Given exercise -
Every record must be transcribed in its entirety, apart from the images, which are to be omitted.

Records supplied -

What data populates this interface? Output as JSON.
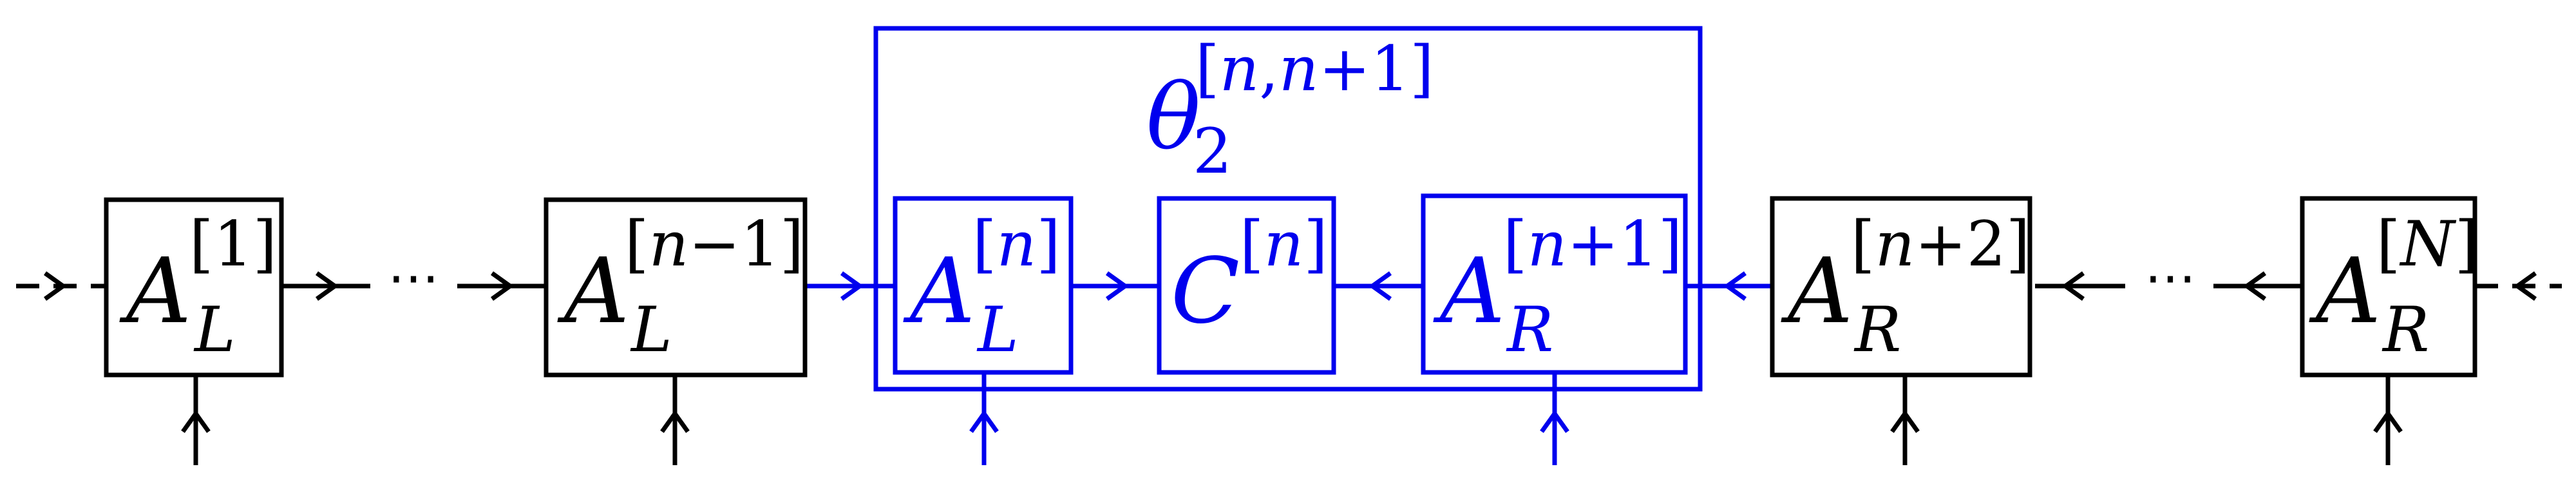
{
  "colors": {
    "black": "#000000",
    "blue": "#0000ee"
  },
  "dots_left": "⋯",
  "dots_right": "⋯",
  "nodes": {
    "a1": {
      "base": "A",
      "sub": "L",
      "sup_open": "[",
      "sup_body": "1",
      "sup_close": "]"
    },
    "anm1": {
      "base": "A",
      "sub": "L",
      "sup_open": "[",
      "sup_body": "n",
      "sup_op": "−",
      "sup_tail": "1",
      "sup_close": "]"
    },
    "an": {
      "base": "A",
      "sub": "L",
      "sup_open": "[",
      "sup_body": "n",
      "sup_close": "]"
    },
    "cn": {
      "base": "C",
      "sup_open": "[",
      "sup_body": "n",
      "sup_close": "]"
    },
    "anp1": {
      "base": "A",
      "sub": "R",
      "sup_open": "[",
      "sup_body": "n",
      "sup_op": "+",
      "sup_tail": "1",
      "sup_close": "]"
    },
    "anp2": {
      "base": "A",
      "sub": "R",
      "sup_open": "[",
      "sup_body": "n",
      "sup_op": "+",
      "sup_tail": "2",
      "sup_close": "]"
    },
    "aN": {
      "base": "A",
      "sub": "R",
      "sup_open": "[",
      "sup_body": "N",
      "sup_close": "]"
    }
  },
  "theta": {
    "base": "θ",
    "sub": "2",
    "sup_open": "[",
    "sup_a": "n",
    "sup_comma": ",",
    "sup_b": "n",
    "sup_op": "+",
    "sup_tail": "1",
    "sup_close": "]"
  }
}
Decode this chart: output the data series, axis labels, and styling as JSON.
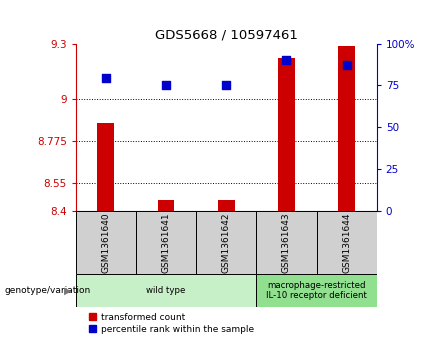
{
  "title": "GDS5668 / 10597461",
  "samples": [
    "GSM1361640",
    "GSM1361641",
    "GSM1361642",
    "GSM1361643",
    "GSM1361644"
  ],
  "red_values": [
    8.87,
    8.455,
    8.455,
    9.22,
    9.285
  ],
  "blue_values": [
    9.115,
    9.075,
    9.075,
    9.21,
    9.185
  ],
  "ylim_left": [
    8.4,
    9.3
  ],
  "ylim_right": [
    0,
    100
  ],
  "yticks_left": [
    8.4,
    8.55,
    8.775,
    9.0,
    9.3
  ],
  "ytick_labels_left": [
    "8.4",
    "8.55",
    "8.775",
    "9",
    "9.3"
  ],
  "yticks_right": [
    0,
    25,
    50,
    75,
    100
  ],
  "ytick_labels_right": [
    "0",
    "25",
    "50",
    "75",
    "100%"
  ],
  "hlines": [
    9.0,
    8.775,
    8.55
  ],
  "group_info": [
    {
      "indices": [
        0,
        1,
        2
      ],
      "label": "wild type",
      "color": "#c8f0c8"
    },
    {
      "indices": [
        3,
        4
      ],
      "label": "macrophage-restricted\nIL-10 receptor deficient",
      "color": "#90e090"
    }
  ],
  "group_label_prefix": "genotype/variation",
  "legend_red": "transformed count",
  "legend_blue": "percentile rank within the sample",
  "bar_color": "#cc0000",
  "dot_color": "#0000cc",
  "bar_width": 0.28,
  "dot_size": 30,
  "plot_bg": "#ffffff",
  "axis_color_left": "#cc0000",
  "axis_color_right": "#0000cc",
  "label_bg": "#d0d0d0",
  "spine_color": "#000000"
}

Answer to the problem -
What data populates this interface? Output as JSON.
{
  "colors": {
    "black": "#000000",
    "blue": "#0000ee"
  },
  "dots_left": "⋯",
  "dots_right": "⋯",
  "nodes": {
    "a1": {
      "base": "A",
      "sub": "L",
      "sup_open": "[",
      "sup_body": "1",
      "sup_close": "]"
    },
    "anm1": {
      "base": "A",
      "sub": "L",
      "sup_open": "[",
      "sup_body": "n",
      "sup_op": "−",
      "sup_tail": "1",
      "sup_close": "]"
    },
    "an": {
      "base": "A",
      "sub": "L",
      "sup_open": "[",
      "sup_body": "n",
      "sup_close": "]"
    },
    "cn": {
      "base": "C",
      "sup_open": "[",
      "sup_body": "n",
      "sup_close": "]"
    },
    "anp1": {
      "base": "A",
      "sub": "R",
      "sup_open": "[",
      "sup_body": "n",
      "sup_op": "+",
      "sup_tail": "1",
      "sup_close": "]"
    },
    "anp2": {
      "base": "A",
      "sub": "R",
      "sup_open": "[",
      "sup_body": "n",
      "sup_op": "+",
      "sup_tail": "2",
      "sup_close": "]"
    },
    "aN": {
      "base": "A",
      "sub": "R",
      "sup_open": "[",
      "sup_body": "N",
      "sup_close": "]"
    }
  },
  "theta": {
    "base": "θ",
    "sub": "2",
    "sup_open": "[",
    "sup_a": "n",
    "sup_comma": ",",
    "sup_b": "n",
    "sup_op": "+",
    "sup_tail": "1",
    "sup_close": "]"
  }
}
Decode this chart: output the data series, axis labels, and styling as JSON.
{
  "title": "GDS5668 / 10597461",
  "samples": [
    "GSM1361640",
    "GSM1361641",
    "GSM1361642",
    "GSM1361643",
    "GSM1361644"
  ],
  "red_values": [
    8.87,
    8.455,
    8.455,
    9.22,
    9.285
  ],
  "blue_values": [
    9.115,
    9.075,
    9.075,
    9.21,
    9.185
  ],
  "ylim_left": [
    8.4,
    9.3
  ],
  "ylim_right": [
    0,
    100
  ],
  "yticks_left": [
    8.4,
    8.55,
    8.775,
    9.0,
    9.3
  ],
  "ytick_labels_left": [
    "8.4",
    "8.55",
    "8.775",
    "9",
    "9.3"
  ],
  "yticks_right": [
    0,
    25,
    50,
    75,
    100
  ],
  "ytick_labels_right": [
    "0",
    "25",
    "50",
    "75",
    "100%"
  ],
  "hlines": [
    9.0,
    8.775,
    8.55
  ],
  "group_info": [
    {
      "indices": [
        0,
        1,
        2
      ],
      "label": "wild type",
      "color": "#c8f0c8"
    },
    {
      "indices": [
        3,
        4
      ],
      "label": "macrophage-restricted\nIL-10 receptor deficient",
      "color": "#90e090"
    }
  ],
  "group_label_prefix": "genotype/variation",
  "legend_red": "transformed count",
  "legend_blue": "percentile rank within the sample",
  "bar_color": "#cc0000",
  "dot_color": "#0000cc",
  "bar_width": 0.28,
  "dot_size": 30,
  "plot_bg": "#ffffff",
  "axis_color_left": "#cc0000",
  "axis_color_right": "#0000cc",
  "label_bg": "#d0d0d0",
  "spine_color": "#000000"
}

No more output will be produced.